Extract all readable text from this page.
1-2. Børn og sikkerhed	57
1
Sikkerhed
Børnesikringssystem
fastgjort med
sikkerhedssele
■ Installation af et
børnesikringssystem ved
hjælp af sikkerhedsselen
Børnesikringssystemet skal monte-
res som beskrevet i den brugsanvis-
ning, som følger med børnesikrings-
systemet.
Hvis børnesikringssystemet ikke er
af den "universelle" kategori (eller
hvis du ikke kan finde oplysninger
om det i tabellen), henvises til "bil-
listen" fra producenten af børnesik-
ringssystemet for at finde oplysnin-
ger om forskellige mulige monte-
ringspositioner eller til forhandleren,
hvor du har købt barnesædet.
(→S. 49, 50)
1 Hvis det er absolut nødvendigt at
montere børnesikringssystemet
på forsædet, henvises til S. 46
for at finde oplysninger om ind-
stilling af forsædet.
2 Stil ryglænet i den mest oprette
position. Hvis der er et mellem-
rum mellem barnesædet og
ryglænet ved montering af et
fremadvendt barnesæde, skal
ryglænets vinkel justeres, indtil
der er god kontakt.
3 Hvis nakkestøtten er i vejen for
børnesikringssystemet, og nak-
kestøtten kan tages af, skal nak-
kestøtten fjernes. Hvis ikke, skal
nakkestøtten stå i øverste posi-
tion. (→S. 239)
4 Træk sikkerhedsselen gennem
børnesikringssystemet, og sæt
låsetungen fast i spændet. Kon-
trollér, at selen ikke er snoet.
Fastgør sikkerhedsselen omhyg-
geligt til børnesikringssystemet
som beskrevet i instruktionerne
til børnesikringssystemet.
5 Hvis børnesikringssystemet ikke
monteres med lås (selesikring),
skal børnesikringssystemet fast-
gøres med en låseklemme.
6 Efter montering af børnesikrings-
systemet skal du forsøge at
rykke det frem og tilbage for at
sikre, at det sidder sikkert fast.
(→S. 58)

• • • • •

▶ Task directions
Go through the listing above and locate each line that holds the word "nakkestøtten". Copy those lines.

▶ Output of the exercise
3 Hvis nakkestøtten er i vejen for
nakkestøtten stå i øverste posi-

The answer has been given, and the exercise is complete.